TASK TO COMPLETE: From the entries below, pull out each line where "send" appears.

Stored entries:
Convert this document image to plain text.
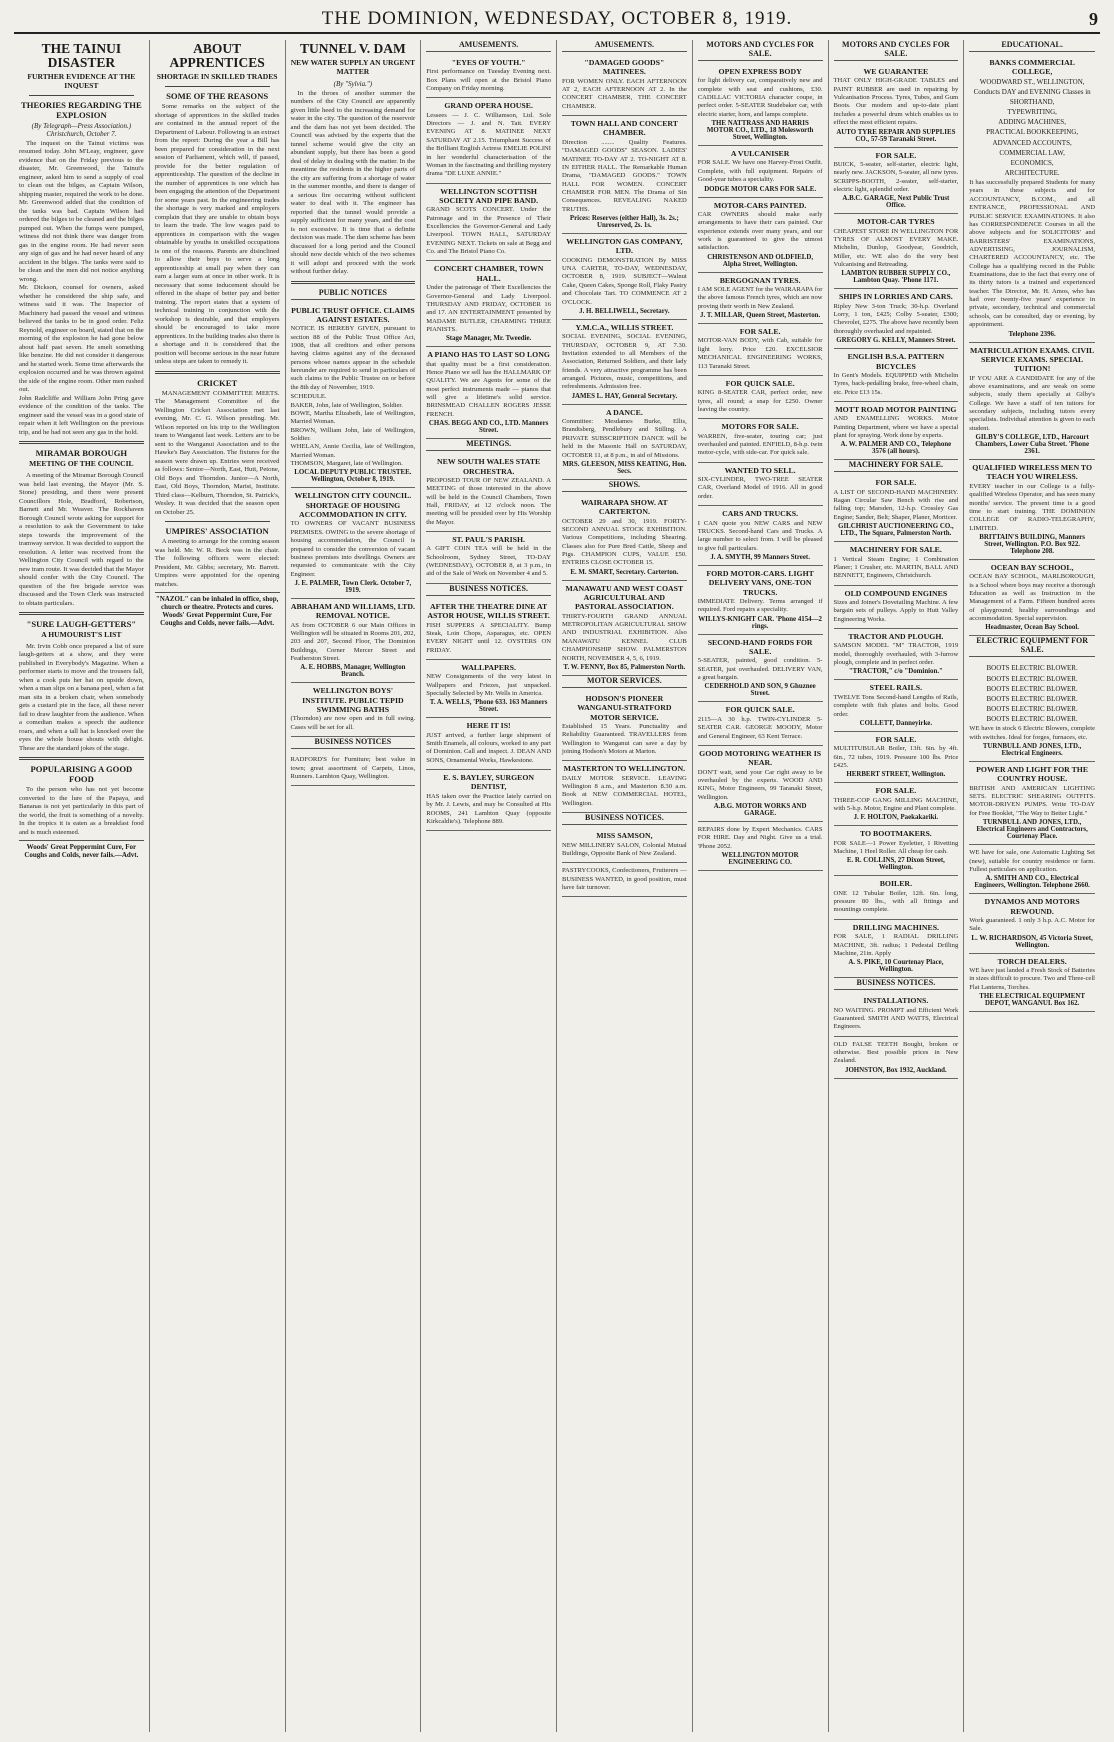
THE DOMINION, WEDNESDAY, OCTOBER 8, 1919.	9
THE TAINUI DISASTER
FURTHER EVIDENCE AT THE INQUEST
THEORIES REGARDING THE EXPLOSION
(By Telegraph—Press Association.) Christchurch, October 7.

The inquest on the Tainui victims was resumed today. John M'Leay, engineer, gave evidence that on the Friday previous to the disaster, Mr. Greenwood, the Tainui's engineer, asked him to send a supply of coal to clean out the bilges, as Captain Wilson, shipping master, required the work to be done. Mr. Greenwood added that the condition of the tanks was bad. Captain Wilson had ordered the bilges to be cleaned and the bilges pumped out. When the fumps were pumped, witness did not think there was danger from gas in the engine room. He had never seen any sign of gas and he had never heard of any accident in the bilges. The tanks were said to be clean and the men did not notice anything wrong.
Mr. Dickson, counsel for owners, asked whether he considered the ship safe, and witness said it was. The Inspector of Machinery had passed the vessel and witness believed the tanks to be in good order. Feliz Reynold, engineer on board, stated that on the morning of the explosion he had gone below about half past seven. He smelt something like benzine. He did not consider it dangerous and he started work. Some time afterwards the explosion occurred and he was thrown against the side of the engine room. Other men rushed out.
John Radcliffe and William John Pring gave evidence of the condition of the tanks. The engineer said the vessel was in a good state of repair when it left Wellington on the previous trip, and he had not seen any gas in the hold.

MIRAMAR BOROUGH
MEETING OF THE COUNCIL

A meeting of the Miramar Borough Council was held last evening, the Mayor (Mr. S. Stone) presiding, and there were present Councillors Hole, Bradford, Robertson, Barnett and Mr. Weaver. The Rockhaven Borough Council wrote asking for support for a resolution to ask the Government to take steps towards the improvement of the tramway service. It was decided to support the resolution. A letter was received from the Wellington City Council with regard to the new tram route. It was decided that the Mayor should confer with the City Council. The question of the fire brigade service was discussed and the Town Clerk was instructed to obtain particulars.

"SURE LAUGH-GETTERS"
A HUMOURIST'S LIST

Mr. Irvin Cobb once prepared a list of sure laugh-getters at a show, and they were published in Everybody's Magazine. When a performer starts to move and the trousers fall, when a cook puts her hat on upside down, when a man slips on a banana peel, when a fat man sits in a broken chair, when somebody gets a custard pie in the face, all these never fail to draw laughter from the audience. When a comedian makes a speech the audience roars, and when a tall hat is knocked over the eyes the whole house shouts with delight. These are the standard jokes of the stage.

POPULARISING A GOOD FOOD

To the person who has not yet become converted to the lure of the Papaya, and Bananas is not yet particularly in this part of the world, the fruit is something of a novelty. In the tropics it is eaten as a breakfast food and is much esteemed.

Woods' Great Peppermint Cure, For Coughs and Colds, never fails.—Advt.
ABOUT APPRENTICES
SHORTAGE IN SKILLED TRADES
SOME OF THE REASONS

Some remarks on the subject of the shortage of apprentices in the skilled trades are contained in the annual report of the Department of Labour. Following is an extract from the report: During the year a Bill has been prepared for consideration in the next session of Parliament, which will, if passed, provide for the better regulation of apprenticeship. The question of the decline in the number of apprentices is one which has been engaging the attention of the Department for some years past. In the engineering trades the shortage is very marked and employers complain that they are unable to obtain boys to learn the trade. The low wages paid to apprentices in comparison with the wages obtainable by youths in unskilled occupations is one of the reasons. Parents are disinclined to allow their boys to serve a long apprenticeship at small pay when they can earn a larger sum at once in other work. It is necessary that some inducement should be offered in the shape of better pay and better training. The report states that a system of technical training in conjunction with the workshop is desirable, and that employers should be encouraged to take more apprentices. In the building trades also there is a shortage and it is considered that the position will become serious in the near future unless steps are taken to remedy it.

CRICKET

MANAGEMENT COMMITTEE MEETS. The Management Committee of the Wellington Cricket Association met last evening, Mr. C. G. Wilson presiding. Mr. Wilson reported on his trip to the Wellington team to Wanganui last week. Letters are to be sent to the Wanganui Association and to the Hawke's Bay Association. The fixtures for the season were drawn up. Entries were received as follows: Senior—North, East, Hutt, Petone, Old Boys and Thorndon. Junior—A North, East, Old Boys, Thorndon, Marist, Institute. Third class—Kelburn, Thorndon, St. Patrick's, Wesley. It was decided that the season open on October 25.

UMPIRES' ASSOCIATION

A meeting to arrange for the coming season was held. Mr. W. R. Beck was in the chair. The following officers were elected: President, Mr. Gibbs; secretary, Mr. Barrett. Umpires were appointed for the opening matches.

"NAZOL" can be inhaled in office, shop, church or theatre. Protects and cures. Woods' Great Peppermint Cure, For Coughs and Colds, never fails.—Advt.
TUNNEL V. DAM
NEW WATER SUPPLY AN URGENT MATTER
(By "Sylvia.")

In the throes of another summer the numbers of the City Council are apparently given little heed to the increasing demand for water in the city. The question of the reservoir and the dam has not yet been decided. The Council was advised by the experts that the tunnel scheme would give the city an abundant supply, but there has been a good deal of delay in dealing with the matter. In the meantime the residents in the higher parts of the city are suffering from a shortage of water in the summer months, and there is danger of a serious fire occurring without sufficient water to deal with it. The engineer has reported that the tunnel would provide a supply sufficient for many years, and the cost is not excessive. It is time that a definite decision was made. The dam scheme has been discussed for a long period and the Council should now decide which of the two schemes it will adopt and proceed with the work without further delay.

PUBLIC NOTICES
PUBLIC TRUST OFFICE. CLAIMS AGAINST ESTATES.
NOTICE IS HEREBY GIVEN, pursuant to section 88 of the Public Trust Office Act, 1908, that all creditors and other persons having claims against any of the deceased persons whose names appear in the schedule hereunder are required to send in particulars of such claims to the Public Trustee on or before the 8th day of November, 1919.
SCHEDULE.
BAKER, John, late of Wellington, Soldier.
BOWE, Martha Elizabeth, late of Wellington, Married Woman.
BROWN, William John, late of Wellington, Soldier.
WHELAN, Annie Cecilia, late of Wellington, Married Woman.
THOMSON, Margaret, late of Wellington.
LOCAL DEPUTY PUBLIC TRUSTEE. Wellington, October 8, 1919.
WELLINGTON CITY COUNCIL. SHORTAGE OF HOUSING ACCOMMODATION IN CITY.
TO OWNERS OF VACANT BUSINESS PREMISES. OWING to the severe shortage of housing accommodation, the Council is prepared to consider the conversion of vacant business premises into dwellings. Owners are requested to communicate with the City Engineer.
J. E. PALMER, Town Clerk. October 7, 1919.
ABRAHAM AND WILLIAMS, LTD. REMOVAL NOTICE.
AS from OCTOBER 6 our Main Offices in Wellington will be situated in Rooms 201, 202, 203 and 207, Second Floor, The Dominion Buildings, Corner Mercer Street and Featherston Street.
A. E. HOBBS, Manager, Wellington Branch.
WELLINGTON BOYS' INSTITUTE. PUBLIC TEPID SWIMMING BATHS
(Thorndon) are now open and in full swing. Cases will be set for all.
BUSINESS NOTICES
RADFORD'S for Furniture; best value in town; great assortment of Carpets, Linos, Runners. Lambton Quay, Wellington.
AMUSEMENTS.
"EYES OF YOUTH."
First performance on Tuesday Evening next. Box Plans will open at the Bristol Piano Company on Friday morning.
GRAND OPERA HOUSE.
Lessees — J. C. Williamson, Ltd. Sole Directors — J. and N. Tait. EVERY EVENING AT 8. MATINEE NEXT SATURDAY AT 2.15. Triumphant Success of the Brilliant English Actress EMELIE POLINI in her wonderful characterisation of the Woman in the fascinating and thrilling mystery drama "DE LUXE ANNIE."
WELLINGTON SCOTTISH SOCIETY AND PIPE BAND.
GRAND SCOTS CONCERT. Under the Patronage and in the Presence of Their Excellencies the Governor-General and Lady Liverpool. TOWN HALL, SATURDAY EVENING NEXT. Tickets on sale at Begg and Co. and The Bristol Piano Co.
CONCERT CHAMBER, TOWN HALL.
Under the patronage of Their Excellencies the Governor-General and Lady Liverpool. THURSDAY AND FRIDAY, OCTOBER 16 and 17. AN ENTERTAINMENT presented by MADAME BUTLER, CHARMING THREE PIANISTS.
Stage Manager, Mr. Tweedie.
A PIANO HAS TO LAST SO LONG
that quality must be a first consideration. Hence Piano we sell has the HALLMARK OF QUALITY. We are Agents for some of the most perfect instruments made — pianos that will give a lifetime's solid service. BRINSMEAD CHALLEN ROGERS JESSE FRENCH.
CHAS. BEGG AND CO., LTD. Manners Street.
MEETINGS.
NEW SOUTH WALES STATE ORCHESTRA.
PROPOSED TOUR OF NEW ZEALAND. A MEETING of those interested in the above will be held in the Council Chambers, Town Hall, FRIDAY, at 12 o'clock noon. The meeting will be presided over by His Worship the Mayor.
ST. PAUL'S PARISH.
A GIFT COIN TEA will be held in the Schoolroom, Sydney Street, TO-DAY (WEDNESDAY), OCTOBER 8, at 3 p.m., in aid of the Sale of Work on November 4 and 5.
BUSINESS NOTICES.
AFTER THE THEATRE DINE AT ASTOR HOUSE, WILLIS STREET.
FISH SUPPERS A SPECIALITY. Bump Steak, Loin Chops, Asparagus, etc. OPEN EVERY NIGHT until 12. OYSTERS ON FRIDAY.
WALLPAPERS.
NEW Consignments of the very latest in Wallpapers and Friezes, just unpacked. Specially Selected by Mr. Wells in America.
T. A. WELLS, 'Phone 633. 163 Manners Street.
HERE IT IS!
JUST arrived, a further large shipment of Smith Enamels, all colours, worked to any part of Dominion. Call and inspect. J. DEAN AND SONS, Ornamental Works, Hawkestone.
E. S. BAYLEY, SURGEON DENTIST,
HAS taken over the Practice lately carried on by Mr. J. Lewis, and may be Consulted at His ROOMS, 241 Lambton Quay (opposite Kirkcaldie's). Telephone 889.
AMUSEMENTS.
"DAMAGED GOODS" MATINEES.
FOR WOMEN ONLY. EACH AFTERNOON AT 2, EACH AFTERNOON AT 2. In the CONCERT CHAMBER, THE CONCERT CHAMBER.
TOWN HALL AND CONCERT CHAMBER.
Direction ........ Quality Features. "DAMAGED GOODS" SEASON. LADIES' MATINEE TO-DAY AT 2. TO-NIGHT AT 8. IN EITHER HALL. The Remarkable Human Drama, "DAMAGED GOODS." TOWN HALL FOR WOMEN. CONCERT CHAMBER FOR MEN. The Drama of Sin Consequences. REVEALING NAKED TRUTHS.
Prices: Reserves (either Hall), 3s. 2s.; Unreserved, 2s. 1s.
WELLINGTON GAS COMPANY, LTD.
COOKING DEMONSTRATION By MISS UNA CARTER, TO-DAY, WEDNESDAY, OCTOBER 8, 1919. SUBJECT—Walnut Cake, Queen Cakes, Sponge Roll, Flaky Pastry and Chocolate Tart. TO COMMENCE AT 2 O'CLOCK.
J. H. BELLIWELL, Secretary.
Y.M.C.A., WILLIS STREET.
SOCIAL EVENING, SOCIAL EVENING, THURSDAY, OCTOBER 9, AT 7.30. Invitation extended to all Members of the Association, Returned Soldiers, and their lady friends. A very attractive programme has been arranged. Pictures, music, competitions, and refreshments. Admission free.
JAMES L. HAY, General Secretary.
A DANCE.
Committee: Mesdames Burke, Ellis, Brandtsberg, Pendlebury and Stilling. A PRIVATE SUBSCRIPTION DANCE will be held in the Masonic Hall on SATURDAY, OCTOBER 11, at 8 p.m., in aid of Missions.
MRS. GLEESON, MISS KEATING, Hon. Secs.
SHOWS.
WAIRARAPA SHOW. AT CARTERTON.
OCTOBER 29 and 30, 1919. FORTY-SECOND ANNUAL STOCK EXHIBITION. Various Competitions, including Shearing. Classes also for Pure Bred Cattle, Sheep and Pigs. CHAMPION CUPS, VALUE £50. ENTRIES CLOSE OCTOBER 15.
E. M. SMART, Secretary. Carterton.
MANAWATU AND WEST COAST AGRICULTURAL AND PASTORAL ASSOCIATION.
THIRTY-FOURTH GRAND ANNUAL METROPOLITAN AGRICULTURAL SHOW AND INDUSTRIAL EXHIBITION. Also MANAWATU KENNEL CLUB CHAMPIONSHIP SHOW. PALMERSTON NORTH, NOVEMBER 4, 5, 6, 1919.
T. W. FENNY, Box 85, Palmerston North.
MOTOR SERVICES.
HODSON'S PIONEER WANGANUI-STRATFORD MOTOR SERVICE.
Established 15 Years. Punctuality and Reliability Guaranteed. TRAVELLERS from Wellington to Wanganui can save a day by joining Hodson's Motors at Marton.
MASTERTON TO WELLINGTON.
DAILY MOTOR SERVICE. LEAVING Wellington 8 a.m., and Masterton 8.30 a.m. Book at NEW COMMERCIAL HOTEL, Wellington.
BUSINESS NOTICES.
MISS SAMSON,
NEW MILLINERY SALON, Colonial Mutual Buildings, Opposite Bank of New Zealand.
PASTRYCOOKS, Confectioners, Fruiterers — BUSINESS WANTED, in good position, must have fair turnover.
MOTORS AND CYCLES FOR SALE.
OPEN EXPRESS BODY
for light delivery car, comparatively new and complete with seat and cushions, £30. CADILLAC VICTORIA character coupe, in perfect order. 5-SEATER Studebaker car, with electric starter, horn, and lamps complete.
THE NATTRASS AND HARRIS MOTOR CO., LTD., 18 Molesworth Street, Wellington.
A VULCANISER
FOR SALE. We have one Harvey-Frost Outfit. Complete, with full equipment. Repairs of Good-year tubes a speciality.
DODGE MOTOR CARS FOR SALE.
MOTOR-CARS PAINTED.
CAR OWNERS should make early arrangements to have their cars painted. Our experience extends over many years, and our work is guaranteed to give the utmost satisfaction.
CHRISTENSON AND OLDFIELD, Alpha Street, Wellington.
BERGOGNAN TYRES.
I AM SOLE AGENT for the WAIRARAPA for the above famous French tyres, which are now proving their worth in New Zealand.
J. T. MILLAR, Queen Street, Masterton.
FOR SALE.
MOTOR-VAN BODY, with Cab, suitable for light lorry. Price £20. EXCELSIOR MECHANICAL ENGINEERING WORKS, 113 Taranaki Street.
FOR QUICK SALE.
KING 8-SEATER CAR, perfect order, new tyres, all round; a snap for £250. Owner leaving the country.
MOTORS FOR SALE.
WARREN, five-seater, touring car; just overhauled and painted. ENFIELD, 8-h.p. twin motor-cycle, with side-car. For quick sale.
WANTED TO SELL.
SIX-CYLINDER, TWO-TREE SEATER CAR, Overland Model of 1916. All in good order.
CARS AND TRUCKS.
I CAN quote you NEW CARS and NEW TRUCKS. Second-hand Cars and Trucks. A large number to select from. I will be pleased to give full particulars.
J. A. SMYTH, 99 Manners Street.
FORD MOTOR-CARS. LIGHT DELIVERY VANS, ONE-TON TRUCKS.
IMMEDIATE Delivery. Terms arranged if required. Ford repairs a speciality.
WILLYS-KNIGHT CAR. 'Phone 4154—2 rings.
SECOND-HAND FORDS FOR SALE.
5-SEATER, painted, good condition. 5-SEATER, just overhauled. DELIVERY VAN, a great bargain.
CEDERHOLD AND SON, 9 Ghuznee Street.
FOR QUICK SALE.
2115—A 30 h.p. TWIN-CYLINDER 5-SEATER CAR. GEORGE MOODY, Motor and General Engineer, 63 Kent Terrace.
GOOD MOTORING WEATHER IS NEAR.
DON'T wait, send your Car right away to be overhauled by the experts. WOOD AND KING, Motor Engineers, 99 Taranaki Street, Wellington.
A.B.G. MOTOR WORKS AND GARAGE.
REPAIRS done by Expert Mechanics. CARS FOR HIRE. Day and Night. Give us a trial. 'Phone 2052.
WELLINGTON MOTOR ENGINEERING CO.
MOTORS AND CYCLES FOR SALE.
WE GUARANTEE
THAT ONLY HIGH-GRADE TABLES and PAINT RUBBER are used in repairing by Vulcanisation Process. Tyres, Tubes, and Gum Boots. Our modern and up-to-date plant includes a powerful drum which enables us to effect the most efficient repairs.
AUTO TYRE REPAIR AND SUPPLIES CO., 57-59 Taranaki Street.
FOR SALE.
BUICK, 5-seater, self-starter, electric light, nearly new. JACKSON, 5-seater, all new tyres. SCRIPPS-BOOTH, 2-seater, self-starter, electric light, splendid order.
A.B.C. GARAGE, Next Public Trust Office.
MOTOR-CAR TYRES
CHEAPEST STORE IN WELLINGTON FOR TYRES OF ALMOST EVERY MAKE. Michelin, Dunlop, Goodyear, Goodrich, Miller, etc. WE also do the very best Vulcanising and Retreading.
LAMBTON RUBBER SUPPLY CO., Lambton Quay. 'Phone 1171.
SHIPS IN LORRIES AND CARS.
Ripley New 3-ton Truck; 30-h.p. Overland Lorry, 1 ton, £425; Colby 5-seater, £300; Chevrolet, £275. The above have recently been thoroughly overhauled and repainted.
GREGORY G. KELLY, Manners Street.
ENGLISH B.S.A. PATTERN BICYCLES
In Gent's Models. EQUIPPED with Michelin Tyres, back-pedalling brake, free-wheel chain, etc. Price £13 15s.
MOTT ROAD MOTOR PAINTING
AND ENAMELLING WORKS. Motor Painting Department, where we have a special plant for spraying. Work done by experts.
A. W. PALMER AND CO., Telephone 3576 (all hours).
MACHINERY FOR SALE.
FOR SALE.
A LIST OF SECOND-HAND MACHINERY. Ragan Circular Saw Bench with rise and falling top; Marsden, 12-h.p. Crossley Gas Engine; Sander, Belt; Shaper, Planer, Morticer.
GILCHRIST AUCTIONEERING CO., LTD., The Square, Palmerston North.
MACHINERY FOR SALE.
1 Vertical Steam Engine; 1 Combination Planer; 1 Crusher, etc. MARTIN, BALL AND BENNETT, Engineers, Christchurch.
OLD COMPOUND ENGINES
Sizes and Joiner's Dovetailing Machine. A few bargain sets of pulleys. Apply to Hutt Valley Engineering Works.
TRACTOR AND PLOUGH.
SAMSON MODEL "M" TRACTOR, 1919 model, thoroughly overhauled, with 3-furrow plough, complete and in perfect order.
"TRACTOR," c/o "Dominion."
STEEL RAILS.
TWELVE Tons Second-hand Lengths of Rails, complete with fish plates and bolts. Good order.
COLLETT, Danneyirke.
FOR SALE.
MULTITUBULAR Boiler, 13ft. 6in. by 4ft. 6in., 72 tubes, 1919. Pressure 100 lbs. Price £425.
HERBERT STREET, Wellington.
FOR SALE.
THREE-COP GANG MILLING MACHINE, with 5-h.p. Motor, Engine and Plant complete.
J. F. HOLTON, Paekakariki.
TO BOOTMAKERS.
FOR SALE—1 Power Eyeletter, 1 Rivetting Machine, 1 Heel Roller. All cheap for cash.
E. R. COLLINS, 27 Dixon Street, Wellington.
BOILER.
ONE 12 Tubular Boiler, 12ft. 6in. long, pressure 80 lbs., with all fittings and mountings complete.
DRILLING MACHINES.
FOR SALE, 1 RADIAL DRILLING MACHINE, 3ft. radius; 1 Pedestal Drilling Machine, 21in. Apply
A. S. PIKE, 10 Courtenay Place, Wellington.
BUSINESS NOTICES.
INSTALLATIONS.
NO WAITING. PROMPT and Efficient Work Guaranteed. SMITH AND WATTS, Electrical Engineers.
OLD FALSE TEETH Bought, broken or otherwise. Best possible prices in New Zealand.
JOHNSTON, Box 1932, Auckland.
EDUCATIONAL.
BANKS COMMERCIAL COLLEGE,
WOODWARD ST., WELLINGTON,
Conducts DAY and EVENING Classes in
SHORTHAND,
TYPEWRITING,
ADDING MACHINES,
PRACTICAL BOOKKEEPING,
ADVANCED ACCOUNTS,
COMMERCIAL LAW,
ECONOMICS,
ARCHITECTURE.
It has successfully prepared Students for many years in these subjects and for ACCOUNTANCY, B.COM., and all ENTRANCE, PROFESSIONAL AND PUBLIC SERVICE EXAMINATIONS. It also has CORRESPONDENCE Courses in all the above subjects and for SOLICITORS' and BARRISTERS' EXAMINATIONS, ADVERTISING, JOURNALISM, CHARTERED ACCOUNTANCY, etc. The College has a qualifying record in the Public Examinations, due to the fact that every one of its thirty tutors is a trained and experienced teacher. The Director, Mr. H. Amos, who has had over twenty-five years' experience in private, secondary, technical and commercial schools, can be consulted, day or evening, by appointment.
Telephone 2396.
MATRICULATION EXAMS. CIVIL SERVICE EXAMS. SPECIAL TUITION!
IF YOU ARE A CANDIDATE for any of the above examinations, and are weak on some subjects, study them specially at Gilby's College. We have a staff of ten tuitors for secondary subjects, including tutors every specialists. Individual attention is given to each student.
GILBY'S COLLEGE, LTD., Harcourt Chambers, Lower Cuba Street. 'Phone 2361.
QUALIFIED WIRELESS MEN TO TEACH YOU WIRELESS.
EVERY teacher in our College is a fully-qualified Wireless Operator, and has seen many months' service. The present time is a good time to start training. THE DOMINION COLLEGE OF RADIO-TELEGRAPHY, LIMITED.
BRITTAIN'S BUILDING, Manners Street, Wellington. P.O. Box 922. Telephone 208.
OCEAN BAY SCHOOL,
OCEAN BAY SCHOOL, MARLBOROUGH, is a School where boys may receive a thorough Education as well as Instruction in the Management of a Farm. Fifteen hundred acres of playground; healthy surroundings and accommodation. Special supervision.
Headmaster, Ocean Bay School.
ELECTRIC EQUIPMENT FOR SALE.
BOOTS ELECTRIC BLOWER.
BOOTS ELECTRIC BLOWER.
BOOTS ELECTRIC BLOWER.
BOOTS ELECTRIC BLOWER.
BOOTS ELECTRIC BLOWER.
BOOTS ELECTRIC BLOWER.
WE have in stock 6 Electric Blowers, complete with switches. Ideal for forges, furnaces, etc.
TURNBULL AND JONES, LTD., Electrical Engineers.
POWER AND LIGHT FOR THE COUNTRY HOUSE.
BRITISH AND AMERICAN LIGHTING SETS. ELECTRIC SHEARING OUTFITS. MOTOR-DRIVEN PUMPS. Write TO-DAY for Free Booklet, "The Way to Better Light."
TURNBULL AND JONES, LTD., Electrical Engineers and Contractors, Courtenay Place.
WE have for sale, one Automatic Lighting Set (new), suitable for country residence or farm. Fullest particulars on application.
A. SMITH AND CO., Electrical Engineers, Wellington. Telephone 2660.
DYNAMOS AND MOTORS REWOUND.
Work guaranteed. 1 only 3 h.p. A.C. Motor for Sale.
L. W. RICHARDSON, 45 Victoria Street, Wellington.
TORCH DEALERS.
WE have just landed a Fresh Stock of Batteries in sizes difficult to procure. Two and Three-cell Flat Lanterns, Torches.
THE ELECTRICAL EQUIPMENT DEPOT, WANGANUI. Box 162.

CORRECT OUTPUT:
The inquest on the Tainui victims was resumed today. John M'Leay, engineer, gave evidence that on the Friday previous to the disaster, Mr. Greenwood, the Tainui's engineer, asked him to send a supply of coal to clean out the bilges, as Captain Wilson, shipping master, required the work to be done. Mr. Greenwood added that the condition of the tanks was bad. Captain Wilson had ordered the bilges to be cleaned and the bilges pumped out. When the fumps were pumped, witness did not think there was danger from gas in the engine room. He had never seen any sign of gas and he had never heard of any accident in the bilges. The tanks were said to be clean and the men did not notice anything wrong.
NOTICE IS HEREBY GIVEN, pursuant to section 88 of the Public Trust Office Act, 1908, that all creditors and other persons having claims against any of the deceased persons whose names appear in the schedule hereunder are required to send in particulars of such claims to the Public Trustee on or before the 8th day of November, 1919.
DON'T wait, send your Car right away to be overhauled by the experts. WOOD AND KING, Motor Engineers, 99 Taranaki Street, Wellington.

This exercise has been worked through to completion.